___ INPUT RECORDS

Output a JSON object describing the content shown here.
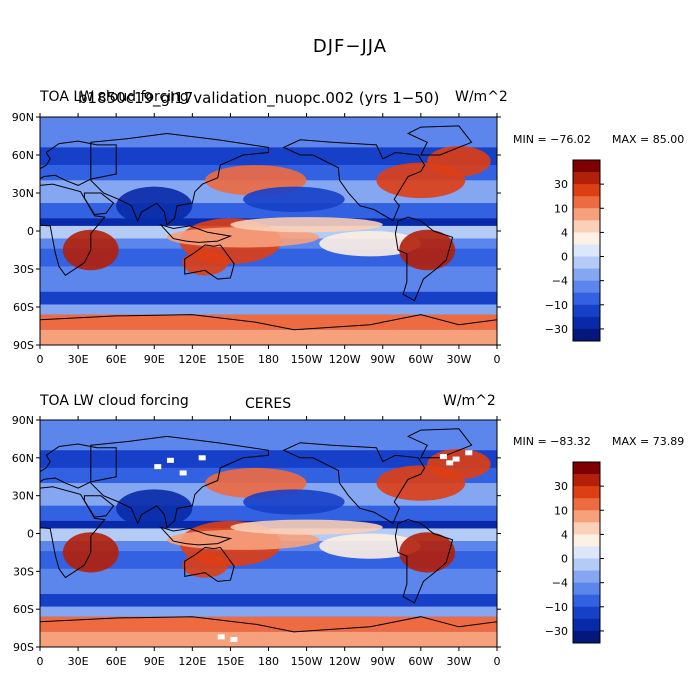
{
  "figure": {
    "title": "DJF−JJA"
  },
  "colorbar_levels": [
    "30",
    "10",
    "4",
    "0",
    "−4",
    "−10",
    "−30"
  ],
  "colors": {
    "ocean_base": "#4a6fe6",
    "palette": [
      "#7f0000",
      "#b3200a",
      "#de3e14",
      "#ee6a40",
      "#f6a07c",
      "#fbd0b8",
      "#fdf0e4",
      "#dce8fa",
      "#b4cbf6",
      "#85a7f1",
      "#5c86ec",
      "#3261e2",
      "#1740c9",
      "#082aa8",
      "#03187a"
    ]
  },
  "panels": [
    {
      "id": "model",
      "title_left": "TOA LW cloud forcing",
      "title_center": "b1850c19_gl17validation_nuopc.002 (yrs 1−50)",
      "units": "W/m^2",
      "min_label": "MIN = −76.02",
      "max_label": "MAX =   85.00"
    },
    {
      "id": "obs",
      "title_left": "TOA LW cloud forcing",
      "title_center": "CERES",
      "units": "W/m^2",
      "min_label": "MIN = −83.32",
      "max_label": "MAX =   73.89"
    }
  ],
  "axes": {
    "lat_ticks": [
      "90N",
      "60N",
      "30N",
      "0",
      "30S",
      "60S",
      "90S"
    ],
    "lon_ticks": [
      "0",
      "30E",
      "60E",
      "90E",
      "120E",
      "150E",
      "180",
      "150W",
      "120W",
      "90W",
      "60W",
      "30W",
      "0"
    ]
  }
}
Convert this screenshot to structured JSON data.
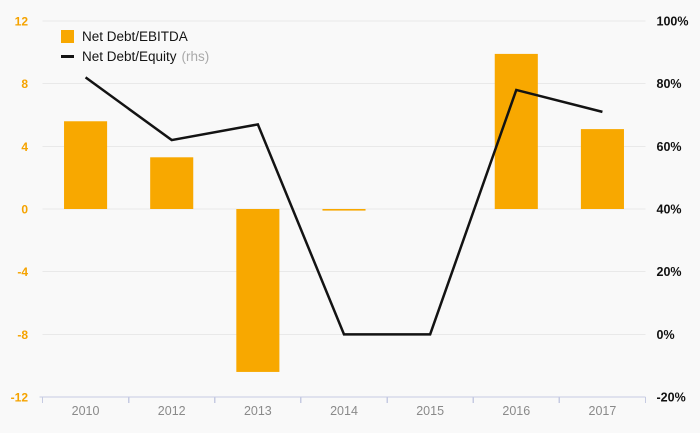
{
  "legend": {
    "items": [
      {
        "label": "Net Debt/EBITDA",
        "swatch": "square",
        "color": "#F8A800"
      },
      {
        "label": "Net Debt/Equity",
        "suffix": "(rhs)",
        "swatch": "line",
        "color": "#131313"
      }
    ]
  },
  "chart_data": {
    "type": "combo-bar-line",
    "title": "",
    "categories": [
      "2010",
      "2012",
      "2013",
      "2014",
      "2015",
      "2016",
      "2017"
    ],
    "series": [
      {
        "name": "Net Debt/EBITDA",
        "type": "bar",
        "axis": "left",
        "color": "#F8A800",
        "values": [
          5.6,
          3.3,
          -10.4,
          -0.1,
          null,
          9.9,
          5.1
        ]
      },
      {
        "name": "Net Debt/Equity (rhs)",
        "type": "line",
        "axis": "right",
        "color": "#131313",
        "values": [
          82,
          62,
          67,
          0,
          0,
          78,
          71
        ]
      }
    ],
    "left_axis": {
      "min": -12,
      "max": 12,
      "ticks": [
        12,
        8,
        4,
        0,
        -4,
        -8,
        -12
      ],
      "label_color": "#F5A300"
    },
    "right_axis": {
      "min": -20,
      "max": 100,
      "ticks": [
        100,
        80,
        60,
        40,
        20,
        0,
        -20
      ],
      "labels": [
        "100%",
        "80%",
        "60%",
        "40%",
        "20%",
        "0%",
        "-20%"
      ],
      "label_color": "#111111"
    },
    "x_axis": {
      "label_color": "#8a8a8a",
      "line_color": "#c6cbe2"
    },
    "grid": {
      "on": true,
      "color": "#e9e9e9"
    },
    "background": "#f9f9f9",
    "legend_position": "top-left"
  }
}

______

- DIRECTION -
Single out each line of the records above with the string "JSON" in it, and copy it.

- THE SOLUTION -
Output a JSON object describing the content shown here.
Convert this screenshot to structured JSON data.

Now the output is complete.